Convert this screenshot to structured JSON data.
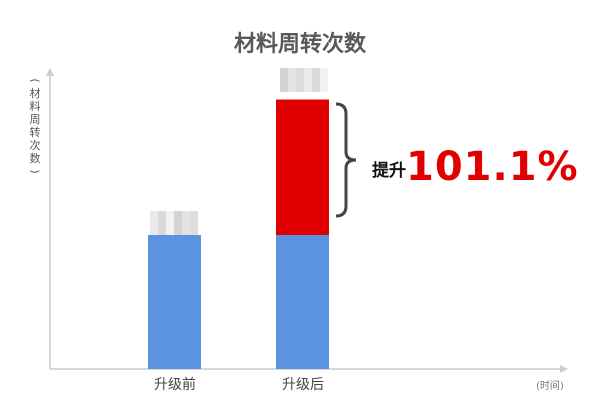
{
  "chart_data": {
    "type": "bar",
    "stacked": true,
    "title": "材料周转次数",
    "ylabel": "(材料周转次数)",
    "xlabel": "(时间)",
    "categories": [
      "升级前",
      "升级后"
    ],
    "series": [
      {
        "values": [
          100,
          100
        ],
        "color": "#5b93e0"
      },
      {
        "values": [
          0,
          101.1
        ],
        "color": "#e00000"
      }
    ],
    "annotation": {
      "prefix": "提升",
      "value": "101.1%",
      "color": "#e00000"
    },
    "grid": false,
    "axis_color": "#cccccc"
  }
}
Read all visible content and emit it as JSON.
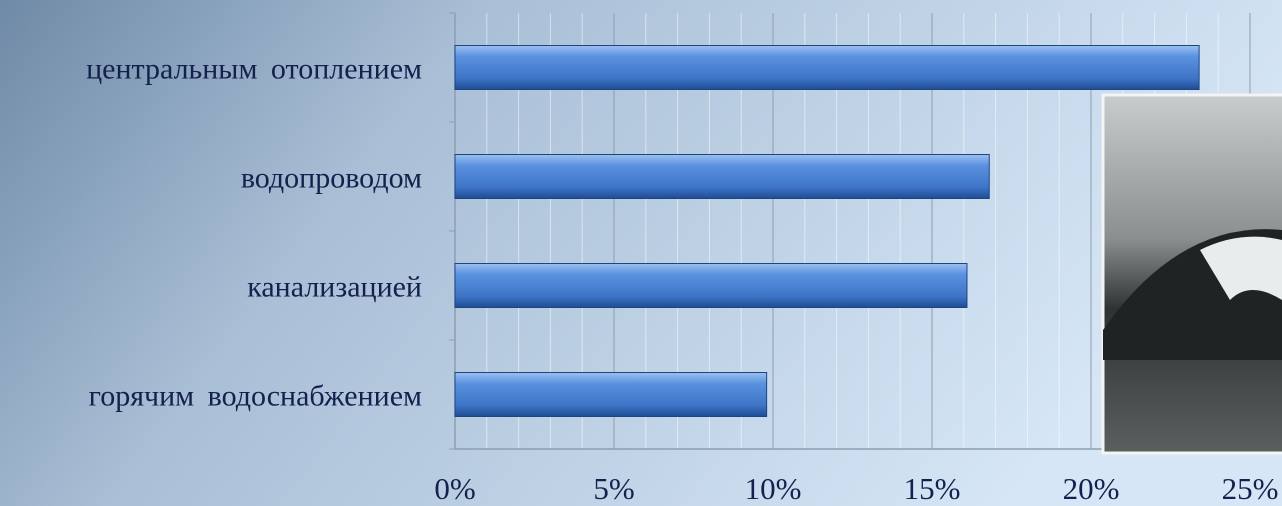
{
  "chart_data": {
    "type": "bar",
    "orientation": "horizontal",
    "categories": [
      "центральным отоплением",
      "водопроводом",
      "канализацией",
      "горячим водоснабжением"
    ],
    "values": [
      23.4,
      16.8,
      16.1,
      9.8
    ],
    "color": "#4a80d0",
    "xlim": [
      0,
      25
    ],
    "xticks": [
      {
        "value": 0,
        "label": "0%"
      },
      {
        "value": 5,
        "label": "5%"
      },
      {
        "value": 10,
        "label": "10%"
      },
      {
        "value": 15,
        "label": "15%"
      },
      {
        "value": 20,
        "label": "20%"
      },
      {
        "value": 25,
        "label": "25%"
      }
    ],
    "xminorticks": [
      1,
      2,
      3,
      4,
      6,
      7,
      8,
      9,
      11,
      12,
      13,
      14,
      16,
      17,
      18,
      19,
      21,
      22,
      23,
      24
    ],
    "grid": true
  }
}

### Your objective
Every entry must be written out exactly, with all pictures left out.

### Answer in full
Convert this screenshot to structured JSON data.
{
  "chart_data": {
    "type": "bar",
    "stacked": true,
    "title": "材料周转次数",
    "ylabel": "(材料周转次数)",
    "xlabel": "(时间)",
    "categories": [
      "升级前",
      "升级后"
    ],
    "series": [
      {
        "values": [
          100,
          100
        ],
        "color": "#5b93e0"
      },
      {
        "values": [
          0,
          101.1
        ],
        "color": "#e00000"
      }
    ],
    "annotation": {
      "prefix": "提升",
      "value": "101.1%",
      "color": "#e00000"
    },
    "grid": false,
    "axis_color": "#cccccc"
  }
}
Read all visible content and emit it as JSON.
{
  "chart_data": {
    "type": "bar",
    "orientation": "horizontal",
    "categories": [
      "центральным отоплением",
      "водопроводом",
      "канализацией",
      "горячим водоснабжением"
    ],
    "values": [
      23.4,
      16.8,
      16.1,
      9.8
    ],
    "color": "#4a80d0",
    "xlim": [
      0,
      25
    ],
    "xticks": [
      {
        "value": 0,
        "label": "0%"
      },
      {
        "value": 5,
        "label": "5%"
      },
      {
        "value": 10,
        "label": "10%"
      },
      {
        "value": 15,
        "label": "15%"
      },
      {
        "value": 20,
        "label": "20%"
      },
      {
        "value": 25,
        "label": "25%"
      }
    ],
    "xminorticks": [
      1,
      2,
      3,
      4,
      6,
      7,
      8,
      9,
      11,
      12,
      13,
      14,
      16,
      17,
      18,
      19,
      21,
      22,
      23,
      24
    ],
    "grid": true
  }
}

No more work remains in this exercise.